Records |

- - - -

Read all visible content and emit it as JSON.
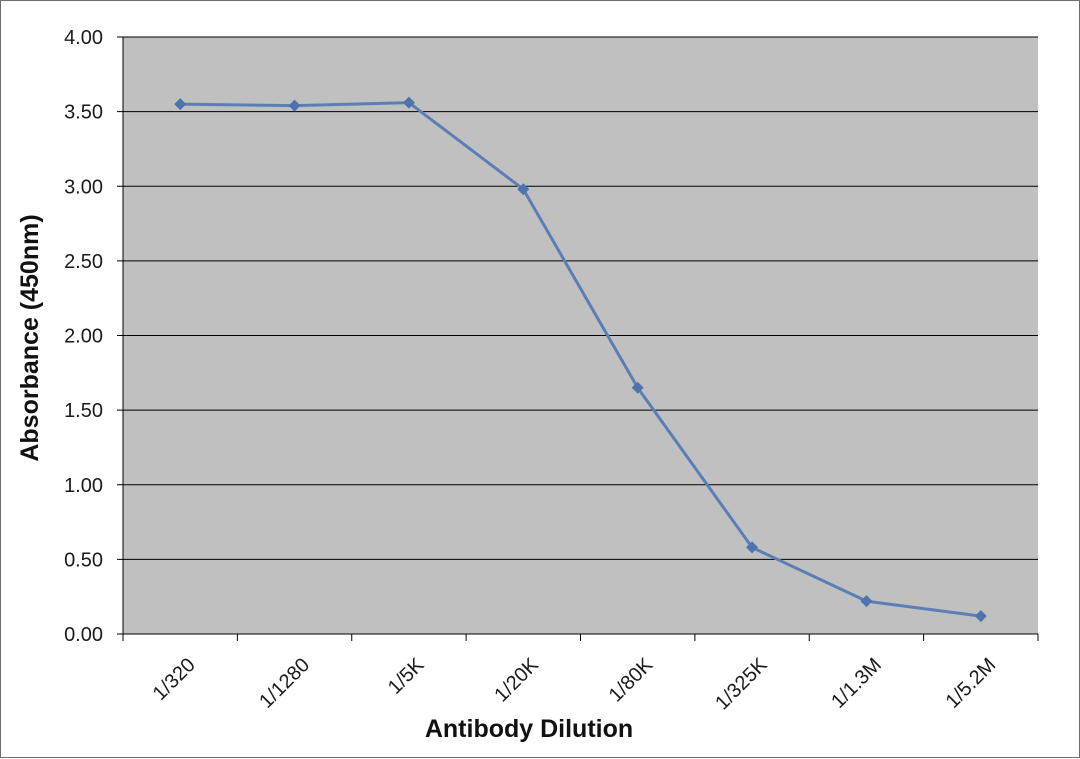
{
  "chart_data": {
    "type": "line",
    "title": "",
    "xlabel": "Antibody Dilution",
    "ylabel": "Absorbance (450nm)",
    "categories": [
      "1/320",
      "1/1280",
      "1/5K",
      "1/20K",
      "1/80K",
      "1/325K",
      "1/1.3M",
      "1/5.2M"
    ],
    "y_ticks": [
      "0.00",
      "0.50",
      "1.00",
      "1.50",
      "2.00",
      "2.50",
      "3.00",
      "3.50",
      "4.00"
    ],
    "ylim": [
      0,
      4
    ],
    "grid": "horizontal",
    "legend": "none",
    "series": [
      {
        "values": [
          3.55,
          3.54,
          3.56,
          2.98,
          1.65,
          0.58,
          0.22,
          0.12
        ]
      }
    ],
    "colors": {
      "plot_background": "#c0c0c0",
      "gridline": "#000000",
      "series_line": "#5b7fb5",
      "marker": "#4f73ad"
    }
  }
}
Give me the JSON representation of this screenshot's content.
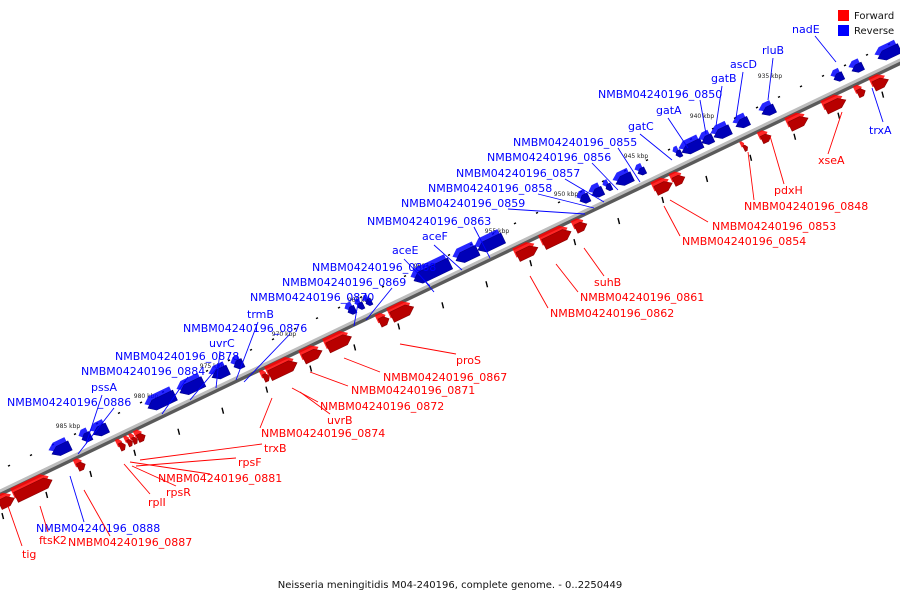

- - - -

What you need to do | Filter the listing above by the word "JSON"; copy each line that passes.

Answer box |
Read all visible content and emit it as JSON.
Give me the JSON representation of this screenshot's content.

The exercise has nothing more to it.